▶ _YOUR TASK_:
Report how many lines below contain the word "content". Give only the number.

▶ _RECORDS TO PROCESS_:
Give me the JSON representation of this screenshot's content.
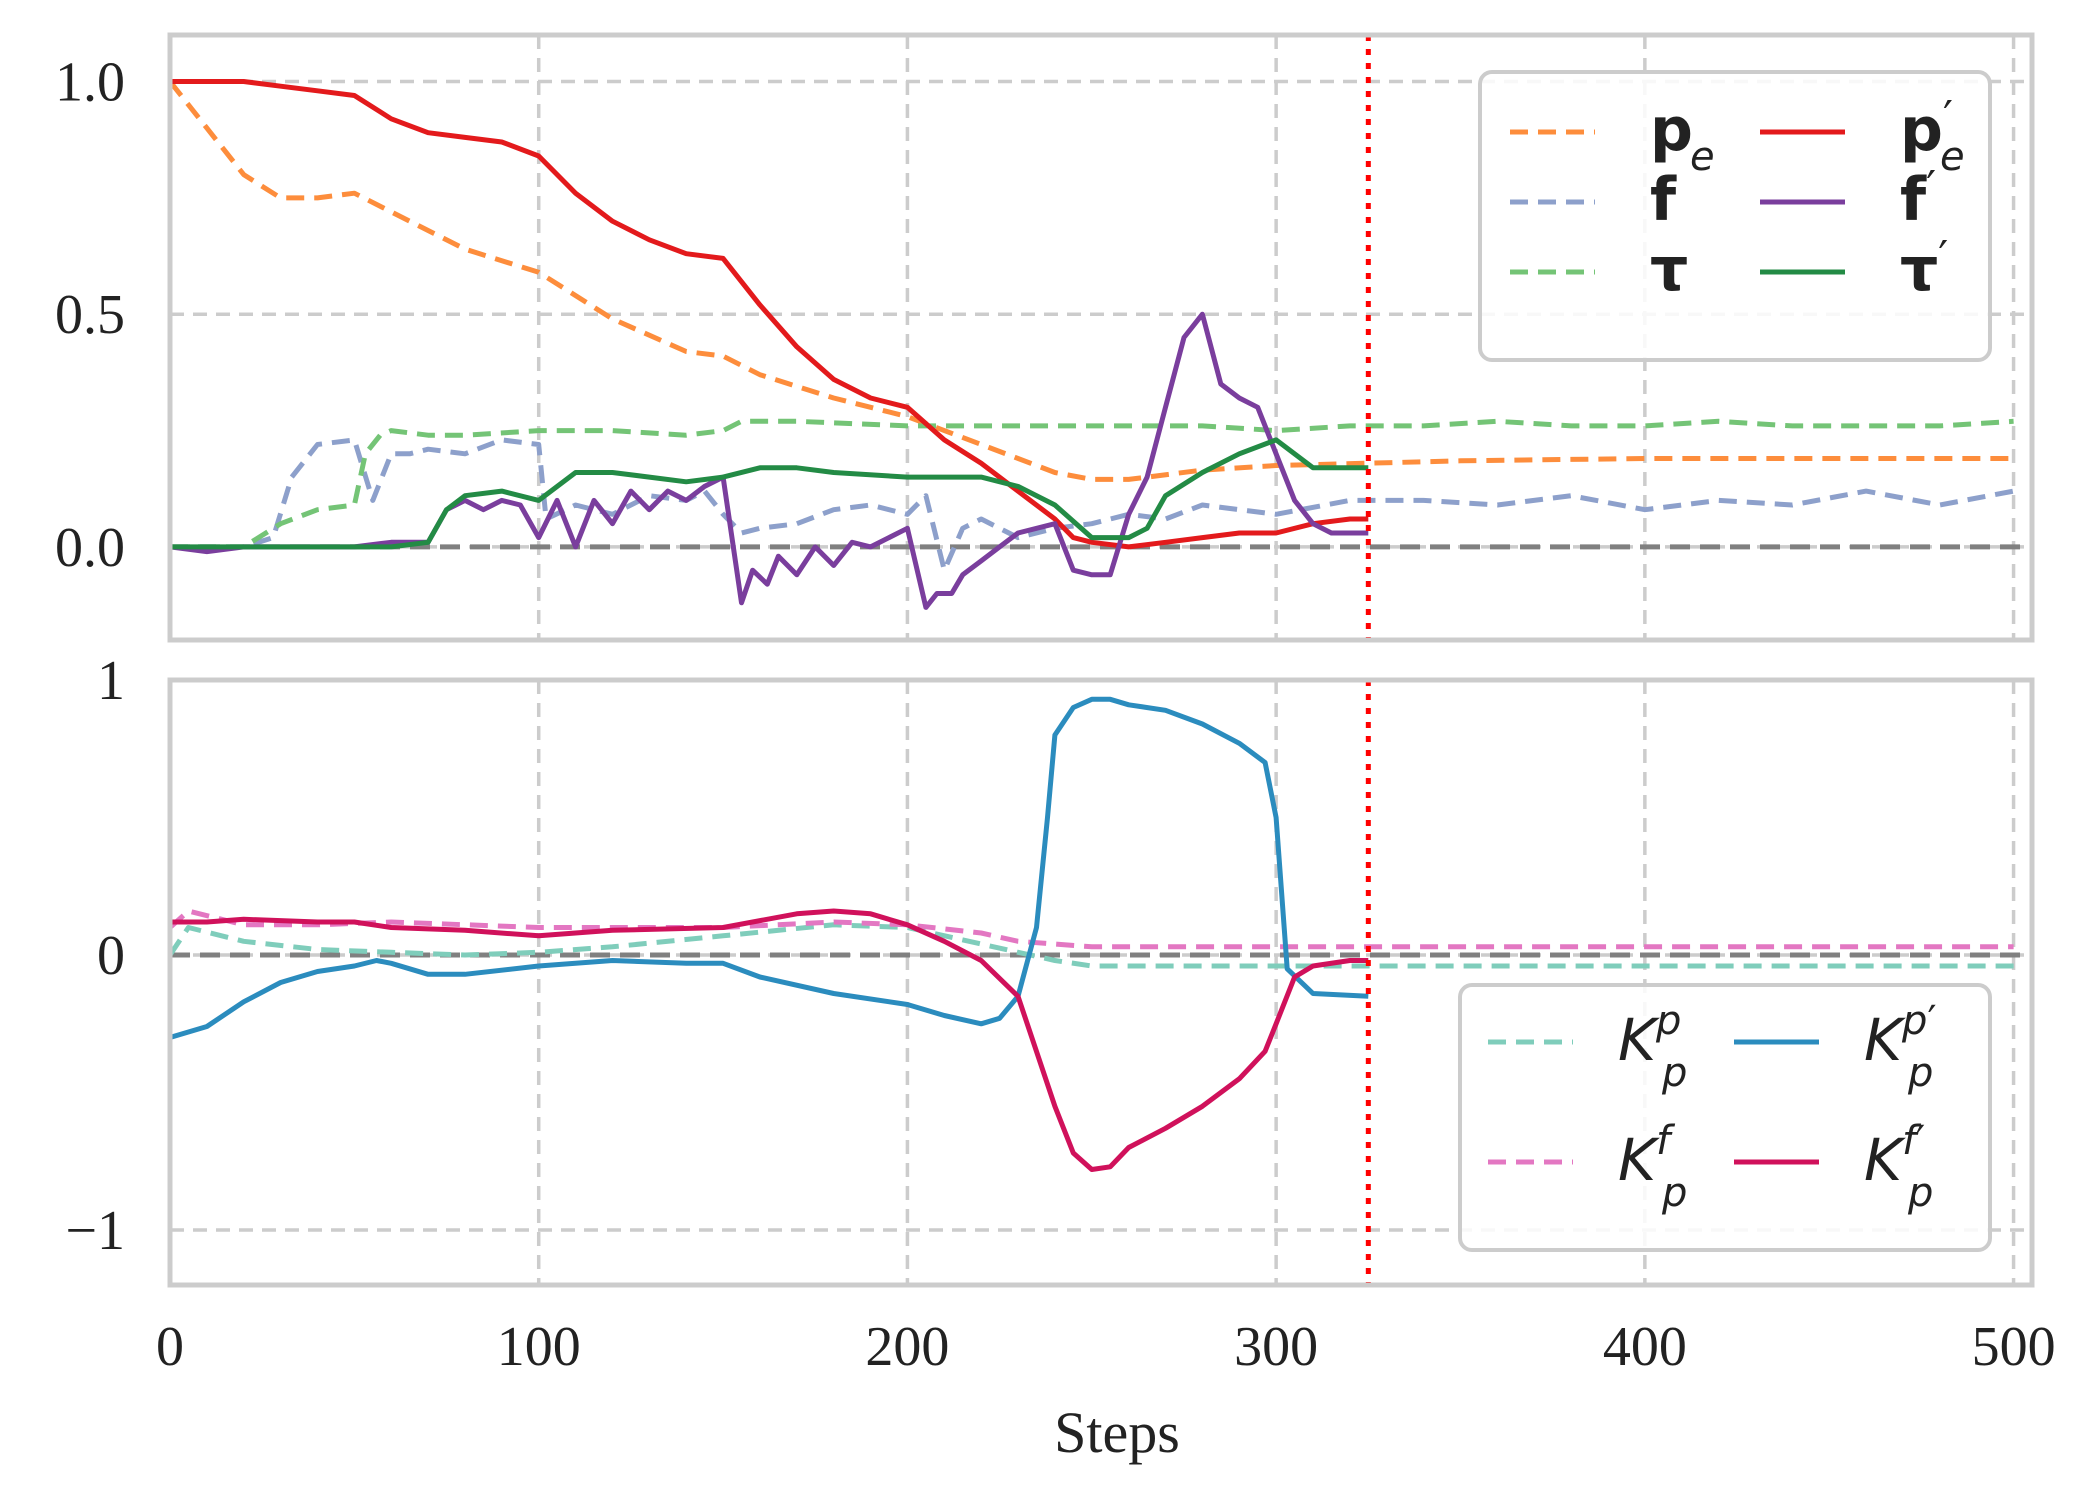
{
  "chart_data": [
    {
      "type": "line",
      "panel": "top",
      "xlim": [
        0,
        505
      ],
      "ylim": [
        -0.2,
        1.1
      ],
      "xticks": [
        0,
        100,
        200,
        300,
        400,
        500
      ],
      "yticks": [
        0.0,
        0.5,
        1.0
      ],
      "ytick_labels": [
        "0.0",
        "0.5",
        "1.0"
      ],
      "grid": true,
      "reference_line": {
        "y": 0,
        "color": "#808080",
        "style": "dashed"
      },
      "vertical_marker": {
        "x": 325,
        "color": "#ff0000",
        "style": "dotted"
      },
      "legend_position": "top-right",
      "series": [
        {
          "name": "p_e",
          "label_main": "p",
          "label_sub": "e",
          "label_prime": "",
          "color": "#fd8d3c",
          "style": "dashed",
          "x": [
            0,
            10,
            20,
            30,
            40,
            50,
            60,
            70,
            80,
            100,
            120,
            140,
            150,
            160,
            180,
            200,
            220,
            240,
            250,
            260,
            280,
            300,
            325,
            350,
            400,
            450,
            500
          ],
          "y": [
            1.0,
            0.9,
            0.8,
            0.75,
            0.75,
            0.76,
            0.72,
            0.68,
            0.64,
            0.59,
            0.49,
            0.42,
            0.41,
            0.37,
            0.32,
            0.28,
            0.22,
            0.16,
            0.145,
            0.145,
            0.165,
            0.175,
            0.18,
            0.185,
            0.19,
            0.19,
            0.19
          ]
        },
        {
          "name": "f",
          "label_main": "f",
          "label_sub": "",
          "label_prime": "",
          "color": "#8da0cb",
          "style": "dashed",
          "x": [
            0,
            20,
            28,
            33,
            40,
            50,
            55,
            60,
            65,
            70,
            80,
            90,
            100,
            102,
            110,
            120,
            130,
            140,
            145,
            150,
            155,
            160,
            170,
            180,
            190,
            200,
            205,
            210,
            215,
            220,
            230,
            240,
            250,
            260,
            270,
            280,
            290,
            300,
            320,
            340,
            360,
            380,
            400,
            420,
            440,
            460,
            480,
            500
          ],
          "y": [
            0.0,
            0.0,
            0.02,
            0.15,
            0.22,
            0.23,
            0.1,
            0.2,
            0.2,
            0.21,
            0.2,
            0.23,
            0.22,
            0.06,
            0.09,
            0.07,
            0.11,
            0.1,
            0.12,
            0.07,
            0.03,
            0.04,
            0.05,
            0.08,
            0.09,
            0.07,
            0.11,
            -0.05,
            0.04,
            0.06,
            0.02,
            0.04,
            0.05,
            0.07,
            0.06,
            0.09,
            0.08,
            0.07,
            0.1,
            0.1,
            0.09,
            0.11,
            0.08,
            0.1,
            0.09,
            0.12,
            0.09,
            0.12
          ]
        },
        {
          "name": "tau",
          "label_main": "τ",
          "label_sub": "",
          "label_prime": "",
          "color": "#74c476",
          "style": "dashed",
          "x": [
            0,
            20,
            30,
            40,
            50,
            53,
            57,
            60,
            70,
            80,
            100,
            120,
            140,
            150,
            155,
            170,
            200,
            220,
            240,
            260,
            280,
            300,
            320,
            340,
            360,
            380,
            400,
            420,
            440,
            460,
            480,
            500
          ],
          "y": [
            0.0,
            0.0,
            0.05,
            0.08,
            0.09,
            0.2,
            0.24,
            0.25,
            0.24,
            0.24,
            0.25,
            0.25,
            0.24,
            0.25,
            0.27,
            0.27,
            0.26,
            0.26,
            0.26,
            0.26,
            0.26,
            0.25,
            0.26,
            0.26,
            0.27,
            0.26,
            0.26,
            0.27,
            0.26,
            0.26,
            0.26,
            0.27
          ]
        },
        {
          "name": "p_e_prime",
          "label_main": "p",
          "label_sub": "e",
          "label_prime": "′",
          "color": "#e31a1c",
          "style": "solid",
          "x": [
            0,
            10,
            20,
            30,
            40,
            50,
            60,
            70,
            80,
            90,
            100,
            110,
            120,
            130,
            140,
            150,
            160,
            170,
            180,
            190,
            200,
            210,
            220,
            230,
            240,
            245,
            250,
            260,
            270,
            280,
            290,
            300,
            310,
            320,
            325
          ],
          "y": [
            1.0,
            1.0,
            1.0,
            0.99,
            0.98,
            0.97,
            0.92,
            0.89,
            0.88,
            0.87,
            0.84,
            0.76,
            0.7,
            0.66,
            0.63,
            0.62,
            0.52,
            0.43,
            0.36,
            0.32,
            0.3,
            0.23,
            0.18,
            0.12,
            0.06,
            0.02,
            0.01,
            0.0,
            0.01,
            0.02,
            0.03,
            0.03,
            0.05,
            0.06,
            0.06
          ]
        },
        {
          "name": "f_prime",
          "label_main": "f",
          "label_sub": "",
          "label_prime": "′",
          "color": "#7a3e9d",
          "style": "solid",
          "x": [
            0,
            10,
            20,
            30,
            40,
            50,
            60,
            70,
            75,
            80,
            85,
            90,
            95,
            100,
            105,
            110,
            115,
            120,
            125,
            130,
            135,
            140,
            145,
            150,
            155,
            158,
            162,
            165,
            170,
            175,
            180,
            185,
            190,
            195,
            200,
            205,
            208,
            212,
            215,
            220,
            225,
            230,
            240,
            245,
            250,
            255,
            260,
            265,
            270,
            275,
            280,
            285,
            290,
            295,
            300,
            305,
            310,
            315,
            320,
            325
          ],
          "y": [
            0.0,
            -0.01,
            0.0,
            0.0,
            0.0,
            0.0,
            0.01,
            0.01,
            0.08,
            0.1,
            0.08,
            0.1,
            0.09,
            0.02,
            0.1,
            0.0,
            0.1,
            0.05,
            0.12,
            0.08,
            0.12,
            0.1,
            0.13,
            0.15,
            -0.12,
            -0.05,
            -0.08,
            -0.02,
            -0.06,
            0.0,
            -0.04,
            0.01,
            0.0,
            0.02,
            0.04,
            -0.13,
            -0.1,
            -0.1,
            -0.06,
            -0.03,
            0.0,
            0.03,
            0.05,
            -0.05,
            -0.06,
            -0.06,
            0.07,
            0.15,
            0.3,
            0.45,
            0.5,
            0.35,
            0.32,
            0.3,
            0.2,
            0.1,
            0.05,
            0.03,
            0.03,
            0.03
          ]
        },
        {
          "name": "tau_prime",
          "label_main": "τ",
          "label_sub": "",
          "label_prime": "′",
          "color": "#238b45",
          "style": "solid",
          "x": [
            0,
            60,
            70,
            75,
            80,
            90,
            100,
            110,
            120,
            130,
            140,
            150,
            160,
            170,
            180,
            200,
            220,
            230,
            240,
            250,
            260,
            265,
            270,
            280,
            290,
            300,
            310,
            325
          ],
          "y": [
            0.0,
            0.0,
            0.01,
            0.08,
            0.11,
            0.12,
            0.1,
            0.16,
            0.16,
            0.15,
            0.14,
            0.15,
            0.17,
            0.17,
            0.16,
            0.15,
            0.15,
            0.13,
            0.09,
            0.02,
            0.02,
            0.04,
            0.11,
            0.16,
            0.2,
            0.23,
            0.17,
            0.17
          ]
        }
      ]
    },
    {
      "type": "line",
      "panel": "bottom",
      "xlim": [
        0,
        505
      ],
      "ylim": [
        -1.2,
        1.0
      ],
      "xticks": [
        0,
        100,
        200,
        300,
        400,
        500
      ],
      "xtick_labels": [
        "0",
        "100",
        "200",
        "300",
        "400",
        "500"
      ],
      "yticks": [
        -1,
        0,
        1
      ],
      "ytick_labels": [
        "−1",
        "0",
        "1"
      ],
      "xlabel": "Steps",
      "grid": true,
      "reference_line": {
        "y": 0,
        "color": "#808080",
        "style": "dashed"
      },
      "vertical_marker": {
        "x": 325,
        "color": "#ff0000",
        "style": "dotted"
      },
      "legend_position": "bottom-right",
      "series": [
        {
          "name": "Kp^p",
          "label_main": "K",
          "label_sub": "p",
          "label_sup": "p",
          "label_prime": "",
          "color": "#7fcdbb",
          "style": "dashed",
          "x": [
            0,
            5,
            20,
            40,
            60,
            80,
            100,
            120,
            150,
            180,
            200,
            220,
            240,
            250,
            260,
            300,
            325,
            400,
            500
          ],
          "y": [
            0.0,
            0.1,
            0.05,
            0.02,
            0.01,
            0.0,
            0.01,
            0.03,
            0.07,
            0.11,
            0.1,
            0.04,
            -0.02,
            -0.04,
            -0.04,
            -0.04,
            -0.04,
            -0.04,
            -0.04
          ]
        },
        {
          "name": "Kp^f",
          "label_main": "K",
          "label_sub": "p",
          "label_sup": "f",
          "label_prime": "",
          "color": "#e377c2",
          "style": "dashed",
          "x": [
            0,
            5,
            20,
            40,
            60,
            100,
            150,
            180,
            200,
            220,
            230,
            250,
            300,
            325,
            400,
            500
          ],
          "y": [
            0.1,
            0.16,
            0.11,
            0.11,
            0.12,
            0.1,
            0.1,
            0.12,
            0.11,
            0.08,
            0.05,
            0.03,
            0.03,
            0.03,
            0.03,
            0.03
          ]
        },
        {
          "name": "Kp^p_prime",
          "label_main": "K",
          "label_sub": "p",
          "label_sup": "p",
          "label_prime": "′",
          "color": "#2b8cbe",
          "style": "solid",
          "x": [
            0,
            10,
            20,
            30,
            40,
            50,
            56,
            60,
            70,
            80,
            100,
            120,
            140,
            150,
            160,
            180,
            200,
            210,
            220,
            225,
            230,
            235,
            238,
            240,
            245,
            250,
            255,
            260,
            270,
            280,
            290,
            297,
            300,
            303,
            310,
            325
          ],
          "y": [
            -0.3,
            -0.26,
            -0.17,
            -0.1,
            -0.06,
            -0.04,
            -0.02,
            -0.03,
            -0.07,
            -0.07,
            -0.04,
            -0.02,
            -0.03,
            -0.03,
            -0.08,
            -0.14,
            -0.18,
            -0.22,
            -0.25,
            -0.23,
            -0.15,
            0.1,
            0.5,
            0.8,
            0.9,
            0.93,
            0.93,
            0.91,
            0.89,
            0.84,
            0.77,
            0.7,
            0.5,
            -0.05,
            -0.14,
            -0.15
          ]
        },
        {
          "name": "Kp^f_prime",
          "label_main": "K",
          "label_sub": "p",
          "label_sup": "f",
          "label_prime": "′",
          "color": "#d0115b",
          "style": "solid",
          "x": [
            0,
            10,
            20,
            40,
            50,
            60,
            80,
            100,
            120,
            150,
            170,
            180,
            190,
            200,
            210,
            220,
            230,
            240,
            245,
            250,
            255,
            260,
            270,
            280,
            290,
            297,
            300,
            305,
            310,
            320,
            325
          ],
          "y": [
            0.12,
            0.12,
            0.13,
            0.12,
            0.12,
            0.1,
            0.09,
            0.07,
            0.09,
            0.1,
            0.15,
            0.16,
            0.15,
            0.11,
            0.05,
            -0.02,
            -0.15,
            -0.55,
            -0.72,
            -0.78,
            -0.77,
            -0.7,
            -0.63,
            -0.55,
            -0.45,
            -0.35,
            -0.25,
            -0.08,
            -0.04,
            -0.02,
            -0.02
          ]
        }
      ]
    }
  ]
}
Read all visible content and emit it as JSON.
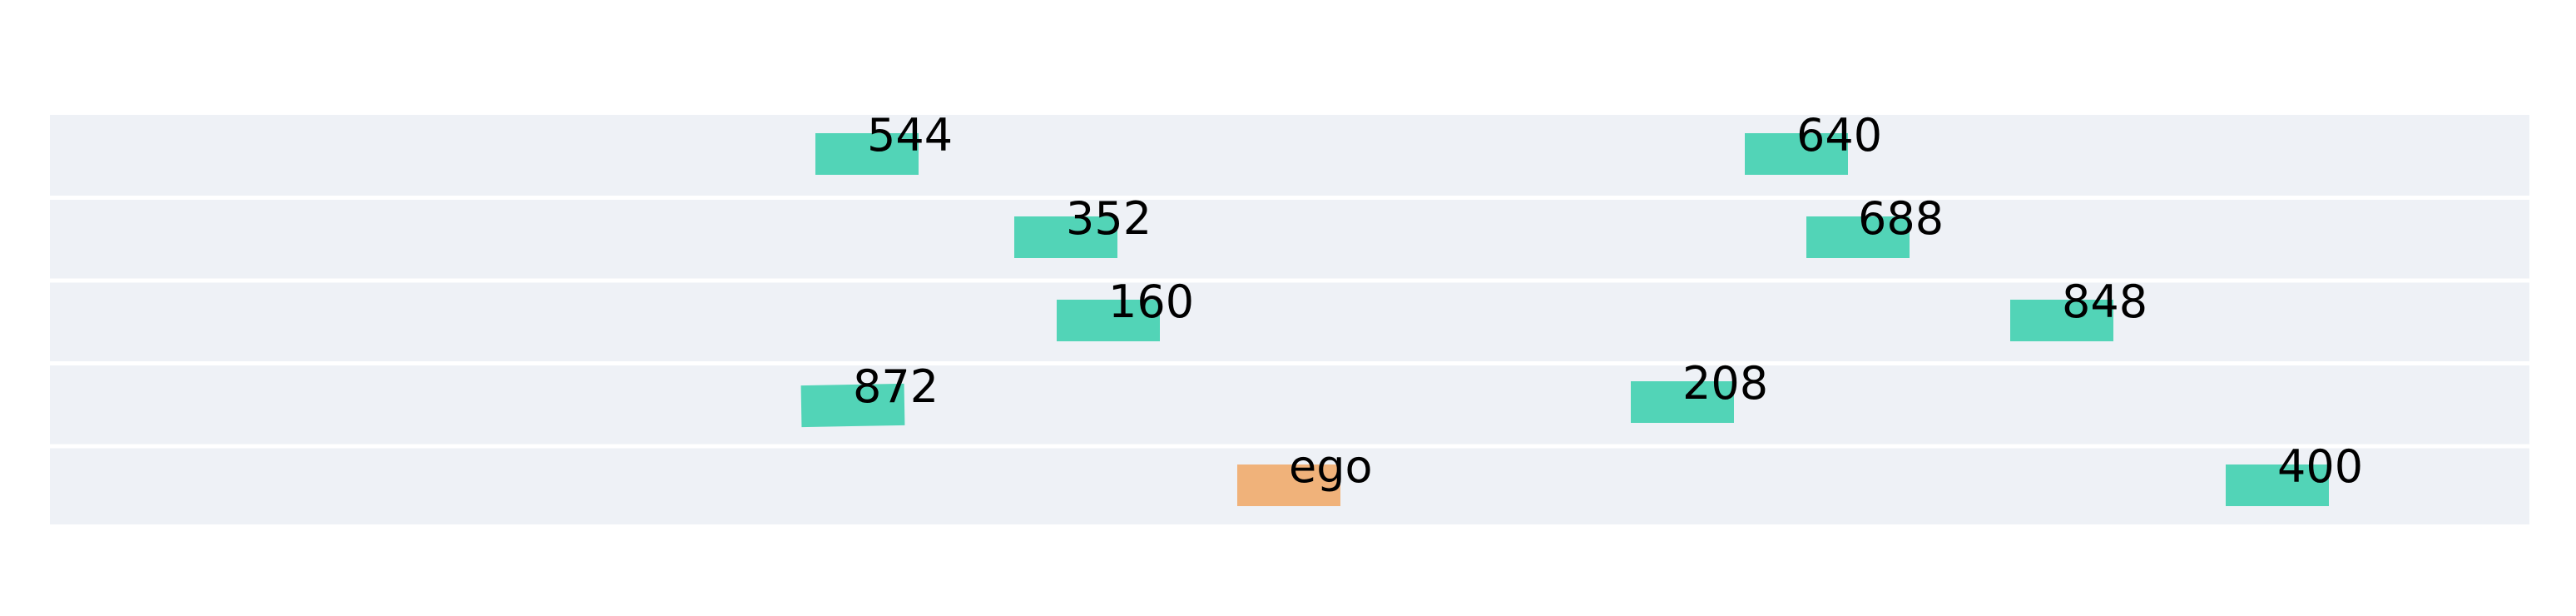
{
  "colors": {
    "background": "#ffffff",
    "lane": "#eef1f6",
    "lane_divider": "#ffffff",
    "other_vehicle": "#52d4b7",
    "ego_vehicle": "#f0b27a",
    "label": "#000000"
  },
  "lanes": 5,
  "vehicles": [
    {
      "id": "v544",
      "label": "544",
      "lane": 0,
      "kind": "other"
    },
    {
      "id": "v640",
      "label": "640",
      "lane": 0,
      "kind": "other"
    },
    {
      "id": "v352",
      "label": "352",
      "lane": 1,
      "kind": "other"
    },
    {
      "id": "v688",
      "label": "688",
      "lane": 1,
      "kind": "other"
    },
    {
      "id": "v160",
      "label": "160",
      "lane": 2,
      "kind": "other"
    },
    {
      "id": "v848",
      "label": "848",
      "lane": 2,
      "kind": "other"
    },
    {
      "id": "v872",
      "label": "872",
      "lane": 3,
      "kind": "other"
    },
    {
      "id": "v208",
      "label": "208",
      "lane": 3,
      "kind": "other"
    },
    {
      "id": "ego",
      "label": "ego",
      "lane": 4,
      "kind": "ego"
    },
    {
      "id": "v400",
      "label": "400",
      "lane": 4,
      "kind": "other"
    }
  ]
}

▶ _WRITTEN ANSWER_:
2